---------- Exercise input ----------

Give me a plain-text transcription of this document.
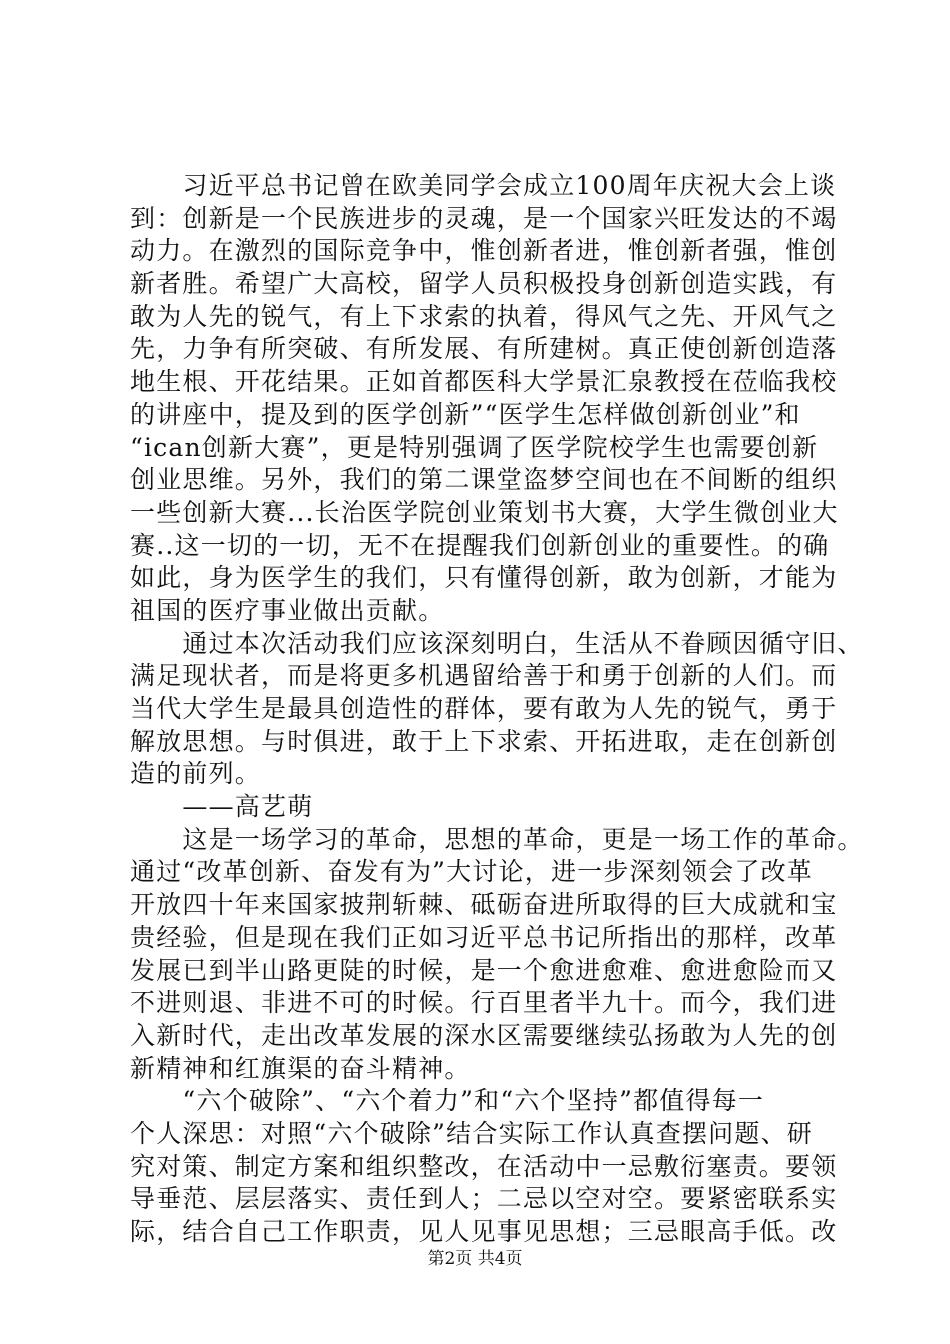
　　习近平总书记曾在欧美同学会成立100周年庆祝大会上谈
到：创新是一个民族进步的灵魂，是一个国家兴旺发达的不竭
动力。在激烈的国际竞争中，惟创新者进，惟创新者强，惟创
新者胜。希望广大高校，留学人员积极投身创新创造实践，有
敢为人先的锐气，有上下求索的执着，得风气之先、开风气之
先，力争有所突破、有所发展、有所建树。真正使创新创造落
地生根、开花结果。正如首都医科大学景汇泉教授在莅临我校
的讲座中，提及到的医学创新”“医学生怎样做创新创业”和
“ican创新大赛”，更是特别强调了医学院校学生也需要创新
创业思维。另外，我们的第二课堂盗梦空间也在不间断的组织
一些创新大赛...长治医学院创业策划书大赛，大学生微创业大
赛..这一切的一切，无不在提醒我们创新创业的重要性。的确
如此，身为医学生的我们，只有懂得创新，敢为创新，才能为
祖国的医疗事业做出贡献。
　　通过本次活动我们应该深刻明白，生活从不眷顾因循守旧、
满足现状者，而是将更多机遇留给善于和勇于创新的人们。而
当代大学生是最具创造性的群体，要有敢为人先的锐气，勇于
解放思想。与时俱进，敢于上下求索、开拓进取，走在创新创
造的前列。
　　——高艺萌
　　这是一场学习的革命，思想的革命，更是一场工作的革命。
通过“改革创新、奋发有为”大讨论，进一步深刻领会了改革
开放四十年来国家披荆斩棘、砥砺奋进所取得的巨大成就和宝
贵经验，但是现在我们正如习近平总书记所指出的那样，改革
发展已到半山路更陡的时候，是一个愈进愈难、愈进愈险而又
不进则退、非进不可的时候。行百里者半九十。而今，我们进
入新时代，走出改革发展的深水区需要继续弘扬敢为人先的创
新精神和红旗渠的奋斗精神。
　　“六个破除”、“六个着力”和“六个坚持”都值得每一
个人深思：对照“六个破除”结合实际工作认真查摆问题、研
究对策、制定方案和组织整改，在活动中一忌敷衍塞责。要领
导垂范、层层落实、责任到人；二忌以空对空。要紧密联系实
际，结合自己工作职责，见人见事见思想；三忌眼高手低。改
第2页 共4页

----------

→ What you should do: Every record above must be given again exactly; drop the pictures.

→ Expected answer:
Give me a plain-text transcription of this document.
　　习近平总书记曾在欧美同学会成立100周年庆祝大会上谈
到：创新是一个民族进步的灵魂，是一个国家兴旺发达的不竭
动力。在激烈的国际竞争中，惟创新者进，惟创新者强，惟创
新者胜。希望广大高校，留学人员积极投身创新创造实践，有
敢为人先的锐气，有上下求索的执着，得风气之先、开风气之
先，力争有所突破、有所发展、有所建树。真正使创新创造落
地生根、开花结果。正如首都医科大学景汇泉教授在莅临我校
的讲座中，提及到的医学创新”“医学生怎样做创新创业”和
“ican创新大赛”，更是特别强调了医学院校学生也需要创新
创业思维。另外，我们的第二课堂盗梦空间也在不间断的组织
一些创新大赛...长治医学院创业策划书大赛，大学生微创业大
赛..这一切的一切，无不在提醒我们创新创业的重要性。的确
如此，身为医学生的我们，只有懂得创新，敢为创新，才能为
祖国的医疗事业做出贡献。
　　通过本次活动我们应该深刻明白，生活从不眷顾因循守旧、
满足现状者，而是将更多机遇留给善于和勇于创新的人们。而
当代大学生是最具创造性的群体，要有敢为人先的锐气，勇于
解放思想。与时俱进，敢于上下求索、开拓进取，走在创新创
造的前列。
　　——高艺萌
　　这是一场学习的革命，思想的革命，更是一场工作的革命。
通过“改革创新、奋发有为”大讨论，进一步深刻领会了改革
开放四十年来国家披荆斩棘、砥砺奋进所取得的巨大成就和宝
贵经验，但是现在我们正如习近平总书记所指出的那样，改革
发展已到半山路更陡的时候，是一个愈进愈难、愈进愈险而又
不进则退、非进不可的时候。行百里者半九十。而今，我们进
入新时代，走出改革发展的深水区需要继续弘扬敢为人先的创
新精神和红旗渠的奋斗精神。
　　“六个破除”、“六个着力”和“六个坚持”都值得每一
个人深思：对照“六个破除”结合实际工作认真查摆问题、研
究对策、制定方案和组织整改，在活动中一忌敷衍塞责。要领
导垂范、层层落实、责任到人；二忌以空对空。要紧密联系实
际，结合自己工作职责，见人见事见思想；三忌眼高手低。改
第2页 共4页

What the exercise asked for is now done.